§ Dataset:

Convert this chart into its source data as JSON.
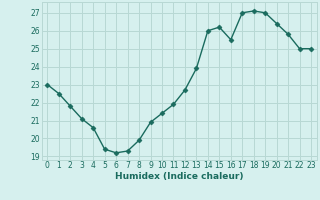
{
  "x": [
    0,
    1,
    2,
    3,
    4,
    5,
    6,
    7,
    8,
    9,
    10,
    11,
    12,
    13,
    14,
    15,
    16,
    17,
    18,
    19,
    20,
    21,
    22,
    23
  ],
  "y": [
    23.0,
    22.5,
    21.8,
    21.1,
    20.6,
    19.4,
    19.2,
    19.3,
    19.9,
    20.9,
    21.4,
    21.9,
    22.7,
    23.9,
    26.0,
    26.2,
    25.5,
    27.0,
    27.1,
    27.0,
    26.4,
    25.8,
    25.0,
    25.0
  ],
  "line_color": "#1a6b5e",
  "marker": "D",
  "marker_size": 2.5,
  "bg_color": "#d6f0ee",
  "grid_color": "#b8d8d4",
  "xlabel": "Humidex (Indice chaleur)",
  "ylim": [
    18.8,
    27.6
  ],
  "yticks": [
    19,
    20,
    21,
    22,
    23,
    24,
    25,
    26,
    27
  ],
  "xticks": [
    0,
    1,
    2,
    3,
    4,
    5,
    6,
    7,
    8,
    9,
    10,
    11,
    12,
    13,
    14,
    15,
    16,
    17,
    18,
    19,
    20,
    21,
    22,
    23
  ],
  "tick_fontsize": 5.5,
  "xlabel_fontsize": 6.5
}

§ Directions for this task: Leave out all pictures, then copy the remaining material exactly.

§ Written reply:
Convert this chart into its source data as JSON.
{
  "x": [
    0,
    1,
    2,
    3,
    4,
    5,
    6,
    7,
    8,
    9,
    10,
    11,
    12,
    13,
    14,
    15,
    16,
    17,
    18,
    19,
    20,
    21,
    22,
    23
  ],
  "y": [
    23.0,
    22.5,
    21.8,
    21.1,
    20.6,
    19.4,
    19.2,
    19.3,
    19.9,
    20.9,
    21.4,
    21.9,
    22.7,
    23.9,
    26.0,
    26.2,
    25.5,
    27.0,
    27.1,
    27.0,
    26.4,
    25.8,
    25.0,
    25.0
  ],
  "line_color": "#1a6b5e",
  "marker": "D",
  "marker_size": 2.5,
  "bg_color": "#d6f0ee",
  "grid_color": "#b8d8d4",
  "xlabel": "Humidex (Indice chaleur)",
  "ylim": [
    18.8,
    27.6
  ],
  "yticks": [
    19,
    20,
    21,
    22,
    23,
    24,
    25,
    26,
    27
  ],
  "xticks": [
    0,
    1,
    2,
    3,
    4,
    5,
    6,
    7,
    8,
    9,
    10,
    11,
    12,
    13,
    14,
    15,
    16,
    17,
    18,
    19,
    20,
    21,
    22,
    23
  ],
  "tick_fontsize": 5.5,
  "xlabel_fontsize": 6.5
}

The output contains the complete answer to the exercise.